• Provided data:

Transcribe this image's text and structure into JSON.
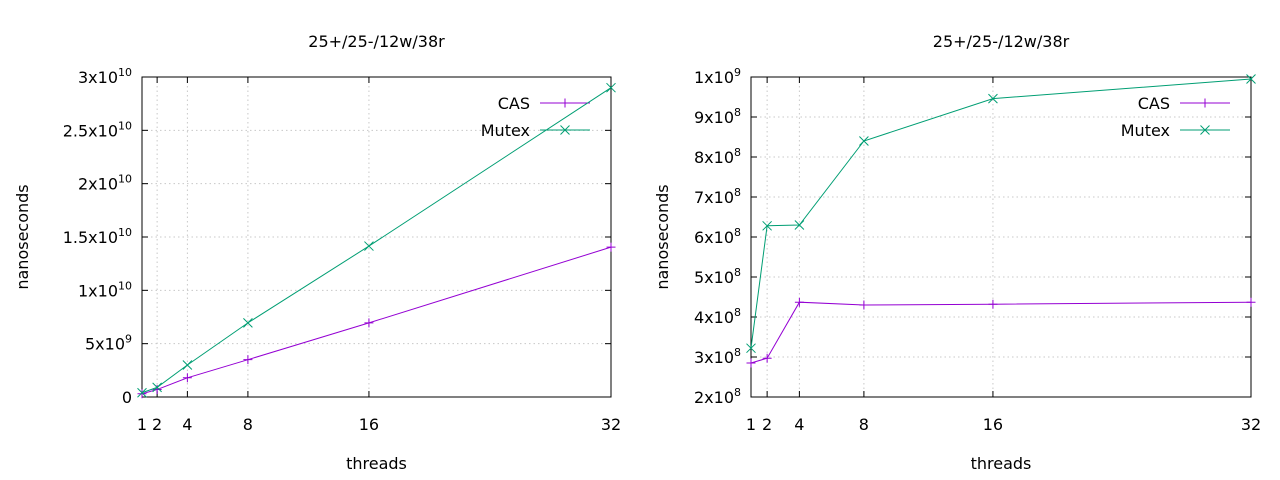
{
  "chart_data": [
    {
      "type": "line",
      "title": "25+/25-/12w/38r",
      "xlabel": "threads",
      "ylabel": "nanoseconds",
      "x": [
        1,
        2,
        4,
        8,
        16,
        32
      ],
      "xticks": [
        "1",
        "2",
        "4",
        "8",
        "16",
        "32"
      ],
      "xlim": [
        1,
        32
      ],
      "ylim": [
        0,
        30000000000
      ],
      "yticks": [
        {
          "value": 0,
          "mantissa": "0",
          "exp": ""
        },
        {
          "value": 5000000000,
          "mantissa": "5x10",
          "exp": "9"
        },
        {
          "value": 10000000000,
          "mantissa": "1x10",
          "exp": "10"
        },
        {
          "value": 15000000000,
          "mantissa": "1.5x10",
          "exp": "10"
        },
        {
          "value": 20000000000,
          "mantissa": "2x10",
          "exp": "10"
        },
        {
          "value": 25000000000,
          "mantissa": "2.5x10",
          "exp": "10"
        },
        {
          "value": 30000000000,
          "mantissa": "3x10",
          "exp": "10"
        }
      ],
      "grid": true,
      "legend": "top-right",
      "series": [
        {
          "name": "CAS",
          "color": "#9400d3",
          "marker": "plus",
          "values": [
            300000000,
            700000000,
            1800000000,
            3500000000,
            6950000000,
            14050000000
          ]
        },
        {
          "name": "Mutex",
          "color": "#009e73",
          "marker": "cross",
          "values": [
            400000000,
            900000000,
            3000000000,
            6950000000,
            14150000000,
            29000000000
          ]
        }
      ]
    },
    {
      "type": "line",
      "title": "25+/25-/12w/38r",
      "xlabel": "threads",
      "ylabel": "nanoseconds",
      "x": [
        1,
        2,
        4,
        8,
        16,
        32
      ],
      "xticks": [
        "1",
        "2",
        "4",
        "8",
        "16",
        "32"
      ],
      "xlim": [
        1,
        32
      ],
      "ylim": [
        200000000,
        1000000000
      ],
      "yticks": [
        {
          "value": 200000000,
          "mantissa": "2x10",
          "exp": "8"
        },
        {
          "value": 300000000,
          "mantissa": "3x10",
          "exp": "8"
        },
        {
          "value": 400000000,
          "mantissa": "4x10",
          "exp": "8"
        },
        {
          "value": 500000000,
          "mantissa": "5x10",
          "exp": "8"
        },
        {
          "value": 600000000,
          "mantissa": "6x10",
          "exp": "8"
        },
        {
          "value": 700000000,
          "mantissa": "7x10",
          "exp": "8"
        },
        {
          "value": 800000000,
          "mantissa": "8x10",
          "exp": "8"
        },
        {
          "value": 900000000,
          "mantissa": "9x10",
          "exp": "8"
        },
        {
          "value": 1000000000,
          "mantissa": "1x10",
          "exp": "9"
        }
      ],
      "grid": true,
      "legend": "top-right",
      "series": [
        {
          "name": "CAS",
          "color": "#9400d3",
          "marker": "plus",
          "values": [
            285000000,
            297000000,
            437000000,
            430000000,
            432000000,
            437000000
          ]
        },
        {
          "name": "Mutex",
          "color": "#009e73",
          "marker": "cross",
          "values": [
            322000000,
            628000000,
            630000000,
            840000000,
            946000000,
            995000000
          ]
        }
      ]
    }
  ]
}
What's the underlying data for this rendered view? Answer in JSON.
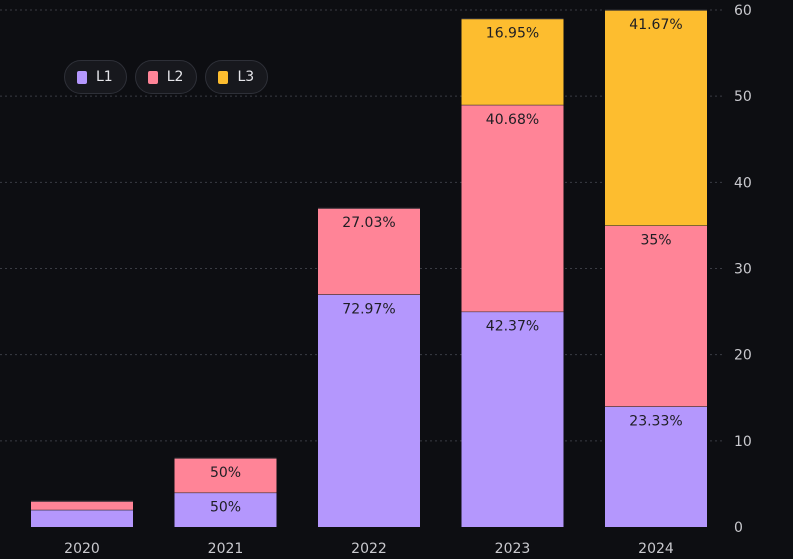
{
  "chart_data": {
    "type": "bar",
    "stacked": true,
    "categories": [
      "2020",
      "2021",
      "2022",
      "2023",
      "2024"
    ],
    "series": [
      {
        "name": "L1",
        "color": "#b497fd",
        "values": [
          2,
          4,
          27,
          25,
          14
        ],
        "labels": [
          "",
          "50%",
          "72.97%",
          "42.37%",
          "23.33%"
        ]
      },
      {
        "name": "L2",
        "color": "#ff8497",
        "values": [
          1,
          4,
          10,
          24,
          21
        ],
        "labels": [
          "",
          "50%",
          "27.03%",
          "40.68%",
          "35%"
        ]
      },
      {
        "name": "L3",
        "color": "#fdbd2f",
        "values": [
          0,
          0,
          0,
          10,
          25
        ],
        "labels": [
          "",
          "",
          "",
          "16.95%",
          "41.67%"
        ]
      }
    ],
    "yticks": [
      "0",
      "10",
      "20",
      "30",
      "40",
      "50",
      "60"
    ],
    "ylim": [
      0,
      60
    ],
    "y_axis_side": "right",
    "grid": true,
    "legend_position": "top-left"
  }
}
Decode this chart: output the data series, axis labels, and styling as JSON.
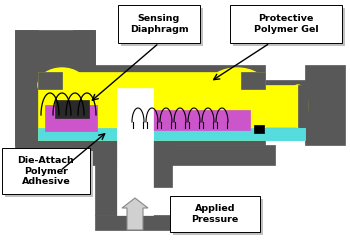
{
  "bg_color": "#ffffff",
  "dark_gray": "#585858",
  "light_gray": "#c0c0c0",
  "yellow": "#ffff00",
  "purple": "#cc55cc",
  "cyan": "#55dddd",
  "black": "#000000",
  "white": "#ffffff",
  "arrow_gray": "#d0d0d0",
  "label_sensing_diaphragm": "Sensing\nDiaphragm",
  "label_protective_polymer": "Protective\nPolymer Gel",
  "label_die_attach": "Die-Attach\nPolymer\nAdhesive",
  "label_applied_pressure": "Applied\nPressure"
}
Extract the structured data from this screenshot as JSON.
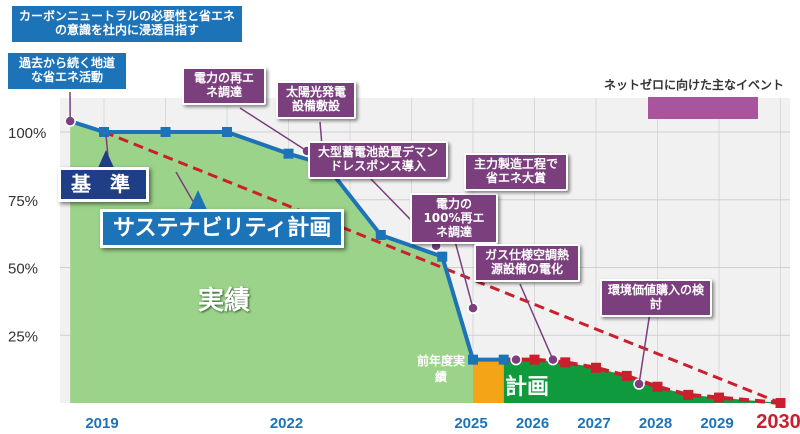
{
  "colors": {
    "base_fill": "#9cd38a",
    "prev_year_fill": "#f4a417",
    "plan_fill": "#0f9a3d",
    "actual_line": "#1d73b8",
    "target_line": "#cc1f2d",
    "event_marker": "#7b3f7e",
    "callout_bg": "#7b3f7e",
    "axis_year": "#1d73b8",
    "target_year": "#cc1f2d"
  },
  "legend": {
    "label": "ネットゼロに向けた主なイベント"
  },
  "area_labels": {
    "actual": "実績",
    "prev_year": "前年度実績",
    "plan": "計画"
  },
  "labels": {
    "base": "基 準",
    "sustainability_plan": "サステナビリティ計画",
    "necessity": "カーボンニュートラルの必要性と省エネの意識を社内に浸透目指す",
    "past_activities": "過去から続く地道な省エネ活動"
  },
  "events": [
    {
      "text": "電力の再エネ調達"
    },
    {
      "text": "太陽光発電設備敷設"
    },
    {
      "text": "大型蓄電池設置デマンドレスポンス導入"
    },
    {
      "text": "電力の100%再エネ調達"
    },
    {
      "text": "主力製造工程で省エネ大賞"
    },
    {
      "text": "ガス仕様空調熱源設備の電化"
    },
    {
      "text": "環境価値購入の検討"
    }
  ],
  "chart_data": {
    "type": "area",
    "y_ticks": [
      "100%",
      "75%",
      "50%",
      "25%"
    ],
    "ylim": [
      0,
      110
    ],
    "x_labels": [
      "2019",
      "2022",
      "2025",
      "2026",
      "2027",
      "2028",
      "2029",
      "2030"
    ],
    "series": [
      {
        "name": "実績",
        "x": [
          2018.45,
          2019,
          2020,
          2021,
          2022,
          2022.6,
          2023.5,
          2024.5,
          2025,
          2025.5
        ],
        "values": [
          104,
          100,
          100,
          100,
          92,
          88,
          62,
          54,
          16,
          16
        ]
      },
      {
        "name": "計画",
        "x": [
          2025.5,
          2026,
          2026.5,
          2027,
          2027.5,
          2028,
          2028.5,
          2029,
          2030
        ],
        "values": [
          16,
          16,
          15,
          13,
          10,
          6,
          3,
          2,
          0
        ]
      },
      {
        "name": "サステナビリティ計画",
        "x": [
          2019,
          2030
        ],
        "values": [
          100,
          0
        ]
      }
    ],
    "event_markers": [
      {
        "x": 2018.45,
        "y": 104
      },
      {
        "x": 2022.3,
        "y": 93
      },
      {
        "x": 2024.4,
        "y": 58
      },
      {
        "x": 2025.0,
        "y": 35
      },
      {
        "x": 2025.7,
        "y": 16
      },
      {
        "x": 2026.3,
        "y": 16
      },
      {
        "x": 2027.7,
        "y": 7
      }
    ]
  }
}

• Task objective: Copy each line above precisely, dropping the pictures.

• Solved problem:
Transcribe this image's text and structure into JSON.
{
  "chart_data": [
    {
      "type": "line",
      "title": "25+/25-/12w/38r",
      "xlabel": "threads",
      "ylabel": "nanoseconds",
      "x": [
        1,
        2,
        4,
        8,
        16,
        32
      ],
      "xticks": [
        "1",
        "2",
        "4",
        "8",
        "16",
        "32"
      ],
      "xlim": [
        1,
        32
      ],
      "ylim": [
        0,
        30000000000
      ],
      "yticks": [
        {
          "value": 0,
          "mantissa": "0",
          "exp": ""
        },
        {
          "value": 5000000000,
          "mantissa": "5x10",
          "exp": "9"
        },
        {
          "value": 10000000000,
          "mantissa": "1x10",
          "exp": "10"
        },
        {
          "value": 15000000000,
          "mantissa": "1.5x10",
          "exp": "10"
        },
        {
          "value": 20000000000,
          "mantissa": "2x10",
          "exp": "10"
        },
        {
          "value": 25000000000,
          "mantissa": "2.5x10",
          "exp": "10"
        },
        {
          "value": 30000000000,
          "mantissa": "3x10",
          "exp": "10"
        }
      ],
      "grid": true,
      "legend": "top-right",
      "series": [
        {
          "name": "CAS",
          "color": "#9400d3",
          "marker": "plus",
          "values": [
            300000000,
            700000000,
            1800000000,
            3500000000,
            6950000000,
            14050000000
          ]
        },
        {
          "name": "Mutex",
          "color": "#009e73",
          "marker": "cross",
          "values": [
            400000000,
            900000000,
            3000000000,
            6950000000,
            14150000000,
            29000000000
          ]
        }
      ]
    },
    {
      "type": "line",
      "title": "25+/25-/12w/38r",
      "xlabel": "threads",
      "ylabel": "nanoseconds",
      "x": [
        1,
        2,
        4,
        8,
        16,
        32
      ],
      "xticks": [
        "1",
        "2",
        "4",
        "8",
        "16",
        "32"
      ],
      "xlim": [
        1,
        32
      ],
      "ylim": [
        200000000,
        1000000000
      ],
      "yticks": [
        {
          "value": 200000000,
          "mantissa": "2x10",
          "exp": "8"
        },
        {
          "value": 300000000,
          "mantissa": "3x10",
          "exp": "8"
        },
        {
          "value": 400000000,
          "mantissa": "4x10",
          "exp": "8"
        },
        {
          "value": 500000000,
          "mantissa": "5x10",
          "exp": "8"
        },
        {
          "value": 600000000,
          "mantissa": "6x10",
          "exp": "8"
        },
        {
          "value": 700000000,
          "mantissa": "7x10",
          "exp": "8"
        },
        {
          "value": 800000000,
          "mantissa": "8x10",
          "exp": "8"
        },
        {
          "value": 900000000,
          "mantissa": "9x10",
          "exp": "8"
        },
        {
          "value": 1000000000,
          "mantissa": "1x10",
          "exp": "9"
        }
      ],
      "grid": true,
      "legend": "top-right",
      "series": [
        {
          "name": "CAS",
          "color": "#9400d3",
          "marker": "plus",
          "values": [
            285000000,
            297000000,
            437000000,
            430000000,
            432000000,
            437000000
          ]
        },
        {
          "name": "Mutex",
          "color": "#009e73",
          "marker": "cross",
          "values": [
            322000000,
            628000000,
            630000000,
            840000000,
            946000000,
            995000000
          ]
        }
      ]
    }
  ]
}
What's the underlying data for this rendered view? Answer in JSON.
{
  "chart_data": {
    "type": "bar",
    "stacked": true,
    "categories": [
      "2020",
      "2021",
      "2022",
      "2023",
      "2024"
    ],
    "series": [
      {
        "name": "L1",
        "color": "#b497fd",
        "values": [
          2,
          4,
          27,
          25,
          14
        ],
        "labels": [
          "",
          "50%",
          "72.97%",
          "42.37%",
          "23.33%"
        ]
      },
      {
        "name": "L2",
        "color": "#ff8497",
        "values": [
          1,
          4,
          10,
          24,
          21
        ],
        "labels": [
          "",
          "50%",
          "27.03%",
          "40.68%",
          "35%"
        ]
      },
      {
        "name": "L3",
        "color": "#fdbd2f",
        "values": [
          0,
          0,
          0,
          10,
          25
        ],
        "labels": [
          "",
          "",
          "",
          "16.95%",
          "41.67%"
        ]
      }
    ],
    "yticks": [
      "0",
      "10",
      "20",
      "30",
      "40",
      "50",
      "60"
    ],
    "ylim": [
      0,
      60
    ],
    "y_axis_side": "right",
    "grid": true,
    "legend_position": "top-left"
  }
}
Decode this chart: output the data series, axis labels, and styling as JSON.
{
  "bg_color": "#ffffff",
  "dark_gray": "#585858",
  "light_gray": "#c0c0c0",
  "yellow": "#ffff00",
  "purple": "#cc55cc",
  "cyan": "#55dddd",
  "black": "#000000",
  "white": "#ffffff",
  "arrow_gray": "#d0d0d0",
  "label_sensing_diaphragm": "Sensing\nDiaphragm",
  "label_protective_polymer": "Protective\nPolymer Gel",
  "label_die_attach": "Die-Attach\nPolymer\nAdhesive",
  "label_applied_pressure": "Applied\nPressure"
}
Extract the structured data from this screenshot as JSON.
{
  "colors": {
    "base_fill": "#9cd38a",
    "prev_year_fill": "#f4a417",
    "plan_fill": "#0f9a3d",
    "actual_line": "#1d73b8",
    "target_line": "#cc1f2d",
    "event_marker": "#7b3f7e",
    "callout_bg": "#7b3f7e",
    "axis_year": "#1d73b8",
    "target_year": "#cc1f2d"
  },
  "legend": {
    "label": "ネットゼロに向けた主なイベント"
  },
  "area_labels": {
    "actual": "実績",
    "prev_year": "前年度実績",
    "plan": "計画"
  },
  "labels": {
    "base": "基 準",
    "sustainability_plan": "サステナビリティ計画",
    "necessity": "カーボンニュートラルの必要性と省エネの意識を社内に浸透目指す",
    "past_activities": "過去から続く地道な省エネ活動"
  },
  "events": [
    {
      "text": "電力の再エネ調達"
    },
    {
      "text": "太陽光発電設備敷設"
    },
    {
      "text": "大型蓄電池設置デマンドレスポンス導入"
    },
    {
      "text": "電力の100%再エネ調達"
    },
    {
      "text": "主力製造工程で省エネ大賞"
    },
    {
      "text": "ガス仕様空調熱源設備の電化"
    },
    {
      "text": "環境価値購入の検討"
    }
  ],
  "chart_data": {
    "type": "area",
    "y_ticks": [
      "100%",
      "75%",
      "50%",
      "25%"
    ],
    "ylim": [
      0,
      110
    ],
    "x_labels": [
      "2019",
      "2022",
      "2025",
      "2026",
      "2027",
      "2028",
      "2029",
      "2030"
    ],
    "series": [
      {
        "name": "実績",
        "x": [
          2018.45,
          2019,
          2020,
          2021,
          2022,
          2022.6,
          2023.5,
          2024.5,
          2025,
          2025.5
        ],
        "values": [
          104,
          100,
          100,
          100,
          92,
          88,
          62,
          54,
          16,
          16
        ]
      },
      {
        "name": "計画",
        "x": [
          2025.5,
          2026,
          2026.5,
          2027,
          2027.5,
          2028,
          2028.5,
          2029,
          2030
        ],
        "values": [
          16,
          16,
          15,
          13,
          10,
          6,
          3,
          2,
          0
        ]
      },
      {
        "name": "サステナビリティ計画",
        "x": [
          2019,
          2030
        ],
        "values": [
          100,
          0
        ]
      }
    ],
    "event_markers": [
      {
        "x": 2018.45,
        "y": 104
      },
      {
        "x": 2022.3,
        "y": 93
      },
      {
        "x": 2024.4,
        "y": 58
      },
      {
        "x": 2025.0,
        "y": 35
      },
      {
        "x": 2025.7,
        "y": 16
      },
      {
        "x": 2026.3,
        "y": 16
      },
      {
        "x": 2027.7,
        "y": 7
      }
    ]
  }
}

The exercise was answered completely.